## DIRECTIONS
Copy nothing but the text: repeat each entry exactly and drop the images.

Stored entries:
************

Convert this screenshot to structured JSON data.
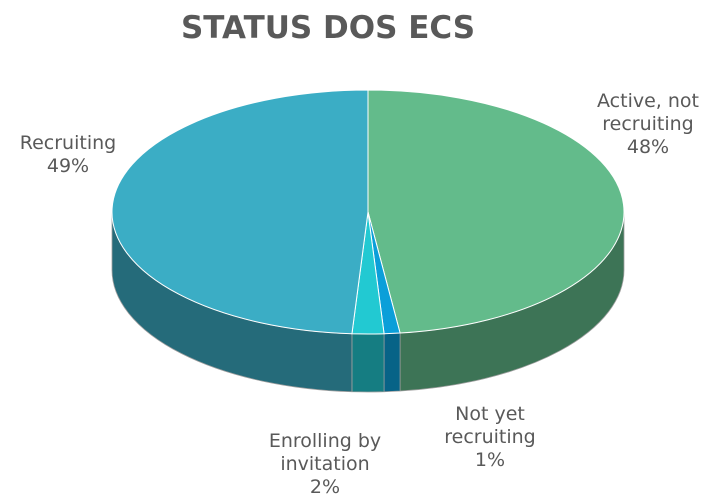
{
  "chart_data": {
    "type": "pie3d",
    "title": "STATUS DOS ECS",
    "categories": [
      "Active, not recruiting",
      "Not yet recruiting",
      "Enrolling by invitation",
      "Recruiting"
    ],
    "values": [
      48,
      1,
      2,
      49
    ],
    "value_labels": [
      "48%",
      "1%",
      "2%",
      "49%"
    ],
    "colors": [
      "#63bb8b",
      "#0b9fd9",
      "#22c9d2",
      "#3badc5"
    ]
  }
}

************

## EXERCISE OUTPUT
Convert this screenshot to structured JSON data.
{
  "chart_data": {
    "type": "pie3d",
    "title": "STATUS DOS ECS",
    "categories": [
      "Active, not recruiting",
      "Not yet recruiting",
      "Enrolling by invitation",
      "Recruiting"
    ],
    "values": [
      48,
      1,
      2,
      49
    ],
    "value_labels": [
      "48%",
      "1%",
      "2%",
      "49%"
    ],
    "colors": [
      "#63bb8b",
      "#0b9fd9",
      "#22c9d2",
      "#3badc5"
    ]
  }
}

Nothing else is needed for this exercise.